> [Task objective]:
Begin with the line holding "Extract the chart's" and write out each following line to the end of the data, exactly. Pictures are left out.
---------- Input ----------
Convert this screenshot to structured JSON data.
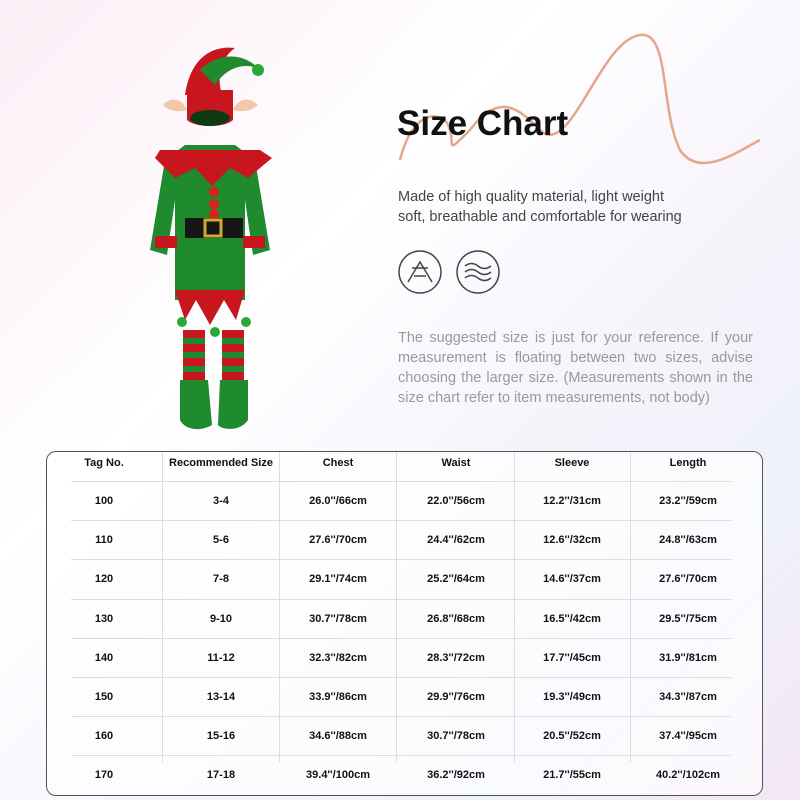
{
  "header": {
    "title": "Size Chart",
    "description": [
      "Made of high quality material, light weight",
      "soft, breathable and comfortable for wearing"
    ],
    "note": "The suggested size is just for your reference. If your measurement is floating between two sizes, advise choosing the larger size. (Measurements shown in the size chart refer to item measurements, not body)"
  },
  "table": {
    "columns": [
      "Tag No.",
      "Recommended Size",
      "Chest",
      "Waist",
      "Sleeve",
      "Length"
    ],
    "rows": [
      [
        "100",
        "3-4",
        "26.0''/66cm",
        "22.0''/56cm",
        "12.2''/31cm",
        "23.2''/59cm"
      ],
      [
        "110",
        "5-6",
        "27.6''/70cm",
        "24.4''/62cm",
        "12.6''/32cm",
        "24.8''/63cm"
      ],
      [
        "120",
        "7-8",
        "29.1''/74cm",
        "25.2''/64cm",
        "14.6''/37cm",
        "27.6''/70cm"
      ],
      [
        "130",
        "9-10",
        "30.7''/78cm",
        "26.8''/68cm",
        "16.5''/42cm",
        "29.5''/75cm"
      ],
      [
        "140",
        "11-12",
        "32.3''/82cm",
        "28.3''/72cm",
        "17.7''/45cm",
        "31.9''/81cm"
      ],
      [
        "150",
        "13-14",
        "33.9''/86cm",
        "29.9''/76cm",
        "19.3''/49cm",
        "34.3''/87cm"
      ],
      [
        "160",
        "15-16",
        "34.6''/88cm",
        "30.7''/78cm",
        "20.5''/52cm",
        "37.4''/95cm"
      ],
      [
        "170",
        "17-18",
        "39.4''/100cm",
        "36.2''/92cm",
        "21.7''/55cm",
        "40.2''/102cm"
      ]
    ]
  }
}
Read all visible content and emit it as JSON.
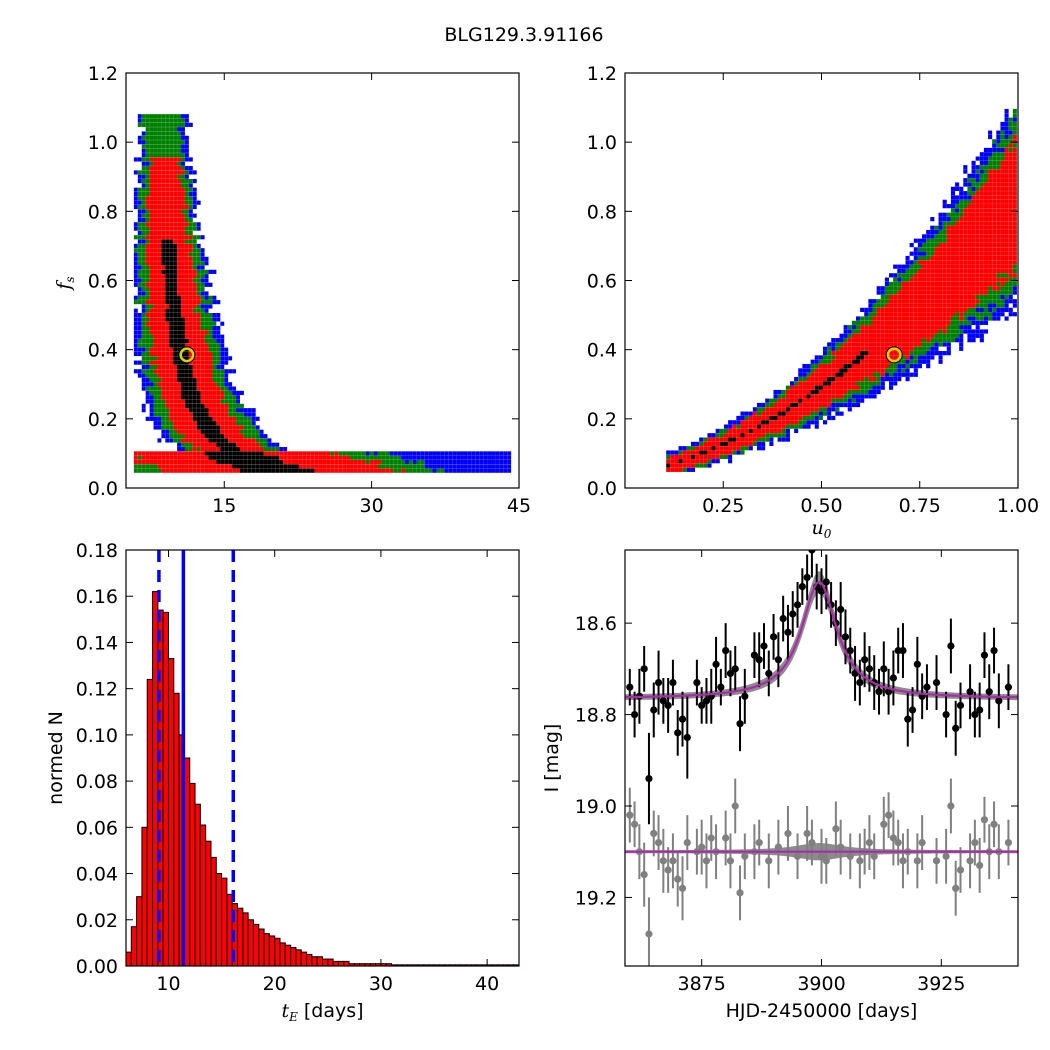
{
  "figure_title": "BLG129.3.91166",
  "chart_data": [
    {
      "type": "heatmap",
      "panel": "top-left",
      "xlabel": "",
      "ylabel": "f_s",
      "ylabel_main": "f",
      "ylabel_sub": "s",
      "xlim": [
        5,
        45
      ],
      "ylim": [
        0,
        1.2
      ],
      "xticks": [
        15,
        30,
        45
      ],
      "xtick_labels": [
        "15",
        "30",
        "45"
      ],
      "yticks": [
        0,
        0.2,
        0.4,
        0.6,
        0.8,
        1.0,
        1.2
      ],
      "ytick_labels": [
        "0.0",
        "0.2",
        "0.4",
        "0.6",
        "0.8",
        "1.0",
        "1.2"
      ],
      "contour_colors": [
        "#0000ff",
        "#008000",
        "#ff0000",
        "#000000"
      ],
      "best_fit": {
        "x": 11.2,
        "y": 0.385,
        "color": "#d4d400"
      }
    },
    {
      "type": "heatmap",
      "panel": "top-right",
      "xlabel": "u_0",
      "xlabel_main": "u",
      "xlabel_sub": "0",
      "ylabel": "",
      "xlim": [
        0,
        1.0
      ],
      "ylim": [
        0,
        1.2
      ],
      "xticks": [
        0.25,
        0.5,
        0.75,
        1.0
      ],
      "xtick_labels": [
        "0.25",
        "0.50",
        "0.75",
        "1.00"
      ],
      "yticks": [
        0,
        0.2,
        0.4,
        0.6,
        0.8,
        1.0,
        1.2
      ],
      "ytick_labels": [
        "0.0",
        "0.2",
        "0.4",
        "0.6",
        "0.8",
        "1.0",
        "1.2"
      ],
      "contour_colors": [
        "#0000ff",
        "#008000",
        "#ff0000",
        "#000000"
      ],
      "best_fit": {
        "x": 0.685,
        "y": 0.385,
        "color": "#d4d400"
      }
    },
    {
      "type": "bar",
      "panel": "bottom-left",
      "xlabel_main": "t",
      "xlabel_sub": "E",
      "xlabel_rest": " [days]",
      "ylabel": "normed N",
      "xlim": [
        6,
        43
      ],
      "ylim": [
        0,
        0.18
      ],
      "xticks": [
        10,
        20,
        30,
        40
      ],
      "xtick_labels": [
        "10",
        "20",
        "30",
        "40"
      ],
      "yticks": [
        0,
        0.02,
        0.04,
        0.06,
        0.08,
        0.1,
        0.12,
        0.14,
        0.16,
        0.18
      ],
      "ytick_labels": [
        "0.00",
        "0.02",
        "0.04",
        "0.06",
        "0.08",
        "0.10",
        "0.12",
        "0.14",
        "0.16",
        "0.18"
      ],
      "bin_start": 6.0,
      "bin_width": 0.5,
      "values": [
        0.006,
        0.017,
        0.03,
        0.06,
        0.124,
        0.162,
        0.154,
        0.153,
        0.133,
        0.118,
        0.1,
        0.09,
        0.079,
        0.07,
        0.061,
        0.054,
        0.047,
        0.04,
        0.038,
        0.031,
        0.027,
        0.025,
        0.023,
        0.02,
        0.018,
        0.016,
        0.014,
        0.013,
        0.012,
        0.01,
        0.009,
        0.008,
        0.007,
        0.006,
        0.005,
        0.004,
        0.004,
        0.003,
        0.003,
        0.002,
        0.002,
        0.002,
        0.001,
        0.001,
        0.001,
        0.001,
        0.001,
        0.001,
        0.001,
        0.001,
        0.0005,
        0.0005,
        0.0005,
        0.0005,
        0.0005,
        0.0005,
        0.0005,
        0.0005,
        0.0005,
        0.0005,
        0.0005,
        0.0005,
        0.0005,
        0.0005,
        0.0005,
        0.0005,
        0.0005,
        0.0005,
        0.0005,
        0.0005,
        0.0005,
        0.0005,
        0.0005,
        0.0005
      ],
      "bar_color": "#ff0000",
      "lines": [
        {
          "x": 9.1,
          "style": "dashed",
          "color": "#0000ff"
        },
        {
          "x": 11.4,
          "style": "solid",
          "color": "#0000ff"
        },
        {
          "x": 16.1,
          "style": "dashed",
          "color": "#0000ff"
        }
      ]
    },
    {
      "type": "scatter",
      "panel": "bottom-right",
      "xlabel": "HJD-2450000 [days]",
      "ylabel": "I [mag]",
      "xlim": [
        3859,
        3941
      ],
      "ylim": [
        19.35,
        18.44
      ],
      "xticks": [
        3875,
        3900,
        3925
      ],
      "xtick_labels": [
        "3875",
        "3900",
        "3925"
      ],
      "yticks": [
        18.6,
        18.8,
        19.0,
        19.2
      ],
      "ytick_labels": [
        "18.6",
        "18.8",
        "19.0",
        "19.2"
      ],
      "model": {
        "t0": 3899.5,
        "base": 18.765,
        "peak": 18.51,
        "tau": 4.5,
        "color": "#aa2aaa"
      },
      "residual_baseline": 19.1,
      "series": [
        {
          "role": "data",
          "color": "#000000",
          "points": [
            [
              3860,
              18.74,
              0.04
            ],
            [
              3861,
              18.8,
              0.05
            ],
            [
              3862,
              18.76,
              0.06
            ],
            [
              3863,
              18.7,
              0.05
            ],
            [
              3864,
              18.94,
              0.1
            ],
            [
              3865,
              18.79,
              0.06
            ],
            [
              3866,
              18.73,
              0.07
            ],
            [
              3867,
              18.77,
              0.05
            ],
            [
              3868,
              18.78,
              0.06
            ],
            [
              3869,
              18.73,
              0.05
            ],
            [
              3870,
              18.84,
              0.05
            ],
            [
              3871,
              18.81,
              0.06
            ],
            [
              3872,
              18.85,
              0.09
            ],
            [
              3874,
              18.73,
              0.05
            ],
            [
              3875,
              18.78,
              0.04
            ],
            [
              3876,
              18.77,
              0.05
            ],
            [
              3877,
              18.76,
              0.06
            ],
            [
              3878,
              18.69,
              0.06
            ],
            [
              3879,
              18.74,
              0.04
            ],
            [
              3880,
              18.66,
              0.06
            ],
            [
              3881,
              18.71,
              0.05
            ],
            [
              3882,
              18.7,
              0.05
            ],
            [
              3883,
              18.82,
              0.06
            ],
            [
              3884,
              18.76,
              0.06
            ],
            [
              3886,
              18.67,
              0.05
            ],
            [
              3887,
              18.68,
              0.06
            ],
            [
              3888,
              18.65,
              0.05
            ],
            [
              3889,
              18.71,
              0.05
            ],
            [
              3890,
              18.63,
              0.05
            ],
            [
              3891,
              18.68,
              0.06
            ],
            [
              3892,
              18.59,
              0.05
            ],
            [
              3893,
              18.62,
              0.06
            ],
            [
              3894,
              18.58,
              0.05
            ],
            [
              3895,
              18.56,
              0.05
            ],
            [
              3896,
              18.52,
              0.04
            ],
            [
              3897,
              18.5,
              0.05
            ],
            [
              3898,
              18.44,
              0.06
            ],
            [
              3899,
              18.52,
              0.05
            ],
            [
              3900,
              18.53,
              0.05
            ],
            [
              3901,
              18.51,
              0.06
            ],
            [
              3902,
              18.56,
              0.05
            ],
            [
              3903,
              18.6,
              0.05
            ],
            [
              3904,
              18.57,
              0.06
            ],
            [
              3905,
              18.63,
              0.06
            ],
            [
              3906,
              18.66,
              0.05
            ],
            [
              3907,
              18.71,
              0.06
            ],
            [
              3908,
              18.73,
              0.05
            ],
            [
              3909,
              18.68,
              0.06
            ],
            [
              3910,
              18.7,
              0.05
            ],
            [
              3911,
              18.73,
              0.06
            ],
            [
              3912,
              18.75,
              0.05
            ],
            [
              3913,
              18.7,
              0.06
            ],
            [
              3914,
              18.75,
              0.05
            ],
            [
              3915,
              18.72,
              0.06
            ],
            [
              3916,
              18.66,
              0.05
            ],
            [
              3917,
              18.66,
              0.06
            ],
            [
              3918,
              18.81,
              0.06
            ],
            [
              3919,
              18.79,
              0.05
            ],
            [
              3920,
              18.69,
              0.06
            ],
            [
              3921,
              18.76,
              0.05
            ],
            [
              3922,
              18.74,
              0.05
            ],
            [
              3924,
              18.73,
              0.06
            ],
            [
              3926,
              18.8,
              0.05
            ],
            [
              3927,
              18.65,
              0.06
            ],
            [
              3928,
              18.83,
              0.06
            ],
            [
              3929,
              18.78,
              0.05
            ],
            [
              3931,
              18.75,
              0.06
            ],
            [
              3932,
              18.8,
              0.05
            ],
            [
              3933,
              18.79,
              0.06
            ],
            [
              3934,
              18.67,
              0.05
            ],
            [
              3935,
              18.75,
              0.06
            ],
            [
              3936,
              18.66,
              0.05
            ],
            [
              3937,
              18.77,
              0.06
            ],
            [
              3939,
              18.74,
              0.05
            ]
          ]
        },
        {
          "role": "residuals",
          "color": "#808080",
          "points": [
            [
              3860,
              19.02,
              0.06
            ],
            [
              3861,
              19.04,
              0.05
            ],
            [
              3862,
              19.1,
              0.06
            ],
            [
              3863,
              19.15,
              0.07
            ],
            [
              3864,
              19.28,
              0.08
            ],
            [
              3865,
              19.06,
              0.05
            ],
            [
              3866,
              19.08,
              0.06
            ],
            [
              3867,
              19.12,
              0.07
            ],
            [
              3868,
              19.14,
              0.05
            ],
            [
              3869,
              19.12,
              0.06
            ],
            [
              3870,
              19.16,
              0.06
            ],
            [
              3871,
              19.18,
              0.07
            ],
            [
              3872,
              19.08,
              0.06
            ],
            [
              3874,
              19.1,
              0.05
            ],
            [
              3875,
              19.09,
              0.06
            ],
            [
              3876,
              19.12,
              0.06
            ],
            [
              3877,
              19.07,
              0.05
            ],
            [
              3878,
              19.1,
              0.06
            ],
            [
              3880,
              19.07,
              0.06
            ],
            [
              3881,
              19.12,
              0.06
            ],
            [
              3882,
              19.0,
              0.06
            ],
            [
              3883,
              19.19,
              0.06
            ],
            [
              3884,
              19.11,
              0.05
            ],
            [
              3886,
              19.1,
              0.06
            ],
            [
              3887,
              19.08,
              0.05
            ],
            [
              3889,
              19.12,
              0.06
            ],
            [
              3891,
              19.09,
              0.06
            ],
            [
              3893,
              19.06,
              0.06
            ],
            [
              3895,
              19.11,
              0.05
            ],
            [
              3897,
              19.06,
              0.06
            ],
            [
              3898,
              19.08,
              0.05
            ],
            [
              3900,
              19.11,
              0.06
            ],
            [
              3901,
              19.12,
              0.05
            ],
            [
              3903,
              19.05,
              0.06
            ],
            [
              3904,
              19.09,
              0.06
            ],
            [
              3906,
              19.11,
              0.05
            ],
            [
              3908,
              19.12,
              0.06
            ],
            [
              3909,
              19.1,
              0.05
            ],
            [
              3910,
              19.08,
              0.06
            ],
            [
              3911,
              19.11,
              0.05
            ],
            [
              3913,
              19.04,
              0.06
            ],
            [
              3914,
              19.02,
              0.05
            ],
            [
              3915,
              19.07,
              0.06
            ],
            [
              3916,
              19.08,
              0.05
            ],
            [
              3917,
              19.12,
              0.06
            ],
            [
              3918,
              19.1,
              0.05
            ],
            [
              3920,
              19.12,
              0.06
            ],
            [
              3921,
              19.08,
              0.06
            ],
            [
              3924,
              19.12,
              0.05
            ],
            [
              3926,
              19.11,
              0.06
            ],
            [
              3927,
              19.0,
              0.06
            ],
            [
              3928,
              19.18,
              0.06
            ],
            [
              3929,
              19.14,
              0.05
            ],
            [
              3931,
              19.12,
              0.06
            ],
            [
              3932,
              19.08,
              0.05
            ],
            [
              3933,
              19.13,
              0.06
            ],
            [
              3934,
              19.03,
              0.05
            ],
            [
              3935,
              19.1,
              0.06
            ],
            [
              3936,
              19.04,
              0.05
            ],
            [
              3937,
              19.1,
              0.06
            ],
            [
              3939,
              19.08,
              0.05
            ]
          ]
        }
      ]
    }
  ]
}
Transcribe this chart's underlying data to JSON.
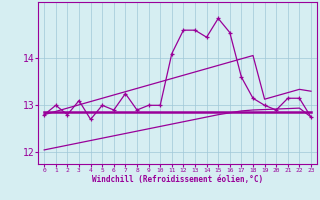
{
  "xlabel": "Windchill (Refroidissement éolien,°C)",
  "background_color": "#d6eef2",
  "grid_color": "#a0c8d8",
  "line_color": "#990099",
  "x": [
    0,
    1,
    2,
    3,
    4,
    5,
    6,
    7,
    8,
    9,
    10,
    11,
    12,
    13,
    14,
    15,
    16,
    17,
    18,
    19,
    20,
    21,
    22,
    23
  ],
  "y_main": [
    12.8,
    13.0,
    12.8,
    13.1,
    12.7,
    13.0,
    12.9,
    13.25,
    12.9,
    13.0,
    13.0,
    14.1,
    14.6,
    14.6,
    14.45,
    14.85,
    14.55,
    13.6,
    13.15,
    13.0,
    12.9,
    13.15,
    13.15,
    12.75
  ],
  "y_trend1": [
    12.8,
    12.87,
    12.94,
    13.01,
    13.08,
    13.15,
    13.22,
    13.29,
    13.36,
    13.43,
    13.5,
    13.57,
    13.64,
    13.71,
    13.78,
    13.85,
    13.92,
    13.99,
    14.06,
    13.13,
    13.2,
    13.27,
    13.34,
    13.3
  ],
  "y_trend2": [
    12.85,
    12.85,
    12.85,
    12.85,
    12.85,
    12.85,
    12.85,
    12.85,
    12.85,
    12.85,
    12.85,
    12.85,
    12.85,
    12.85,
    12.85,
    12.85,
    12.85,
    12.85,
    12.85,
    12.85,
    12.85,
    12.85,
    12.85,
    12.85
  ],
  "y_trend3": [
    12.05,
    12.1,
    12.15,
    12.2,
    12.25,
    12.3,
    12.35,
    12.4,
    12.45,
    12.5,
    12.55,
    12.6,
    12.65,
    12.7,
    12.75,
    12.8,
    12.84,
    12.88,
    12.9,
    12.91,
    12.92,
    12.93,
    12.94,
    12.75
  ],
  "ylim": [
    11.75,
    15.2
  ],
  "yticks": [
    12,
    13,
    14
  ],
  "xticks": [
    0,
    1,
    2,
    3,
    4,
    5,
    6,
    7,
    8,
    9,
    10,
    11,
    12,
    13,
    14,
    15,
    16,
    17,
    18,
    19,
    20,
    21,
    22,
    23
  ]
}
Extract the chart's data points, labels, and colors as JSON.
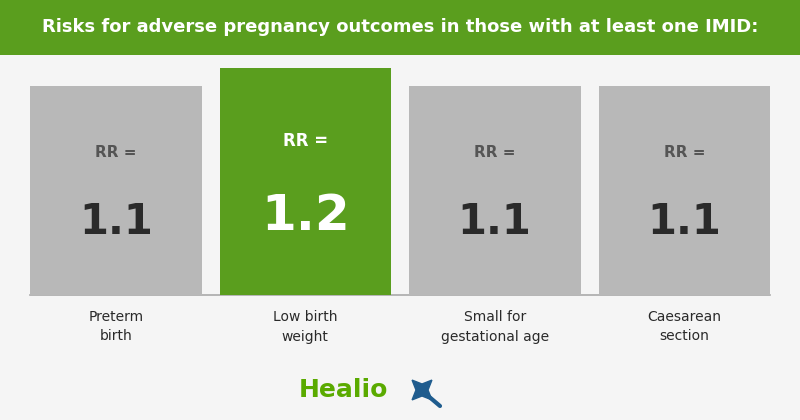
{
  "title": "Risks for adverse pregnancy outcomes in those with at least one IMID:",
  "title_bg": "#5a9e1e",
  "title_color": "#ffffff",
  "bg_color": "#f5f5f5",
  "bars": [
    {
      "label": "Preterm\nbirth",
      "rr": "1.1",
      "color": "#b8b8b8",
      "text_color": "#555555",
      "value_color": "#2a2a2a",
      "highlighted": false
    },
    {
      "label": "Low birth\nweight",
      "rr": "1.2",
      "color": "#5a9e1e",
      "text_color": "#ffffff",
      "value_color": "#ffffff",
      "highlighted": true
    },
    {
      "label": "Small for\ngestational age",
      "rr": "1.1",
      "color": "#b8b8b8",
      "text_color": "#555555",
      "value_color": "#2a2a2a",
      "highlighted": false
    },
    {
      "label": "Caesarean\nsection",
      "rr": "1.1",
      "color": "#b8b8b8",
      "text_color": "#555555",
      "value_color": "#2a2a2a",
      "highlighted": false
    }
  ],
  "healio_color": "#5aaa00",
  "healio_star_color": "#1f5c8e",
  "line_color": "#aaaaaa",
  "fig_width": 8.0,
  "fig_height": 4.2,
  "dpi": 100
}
----------
> [Full response]:
Extract the chart's data points, labels, and colors as JSON.
{
  "title": "Risks for adverse pregnancy outcomes in those with at least one IMID:",
  "title_bg": "#5a9e1e",
  "title_color": "#ffffff",
  "bg_color": "#f5f5f5",
  "bars": [
    {
      "label": "Preterm\nbirth",
      "rr": "1.1",
      "color": "#b8b8b8",
      "text_color": "#555555",
      "value_color": "#2a2a2a",
      "highlighted": false
    },
    {
      "label": "Low birth\nweight",
      "rr": "1.2",
      "color": "#5a9e1e",
      "text_color": "#ffffff",
      "value_color": "#ffffff",
      "highlighted": true
    },
    {
      "label": "Small for\ngestational age",
      "rr": "1.1",
      "color": "#b8b8b8",
      "text_color": "#555555",
      "value_color": "#2a2a2a",
      "highlighted": false
    },
    {
      "label": "Caesarean\nsection",
      "rr": "1.1",
      "color": "#b8b8b8",
      "text_color": "#555555",
      "value_color": "#2a2a2a",
      "highlighted": false
    }
  ],
  "healio_color": "#5aaa00",
  "healio_star_color": "#1f5c8e",
  "line_color": "#aaaaaa",
  "fig_width": 8.0,
  "fig_height": 4.2,
  "dpi": 100
}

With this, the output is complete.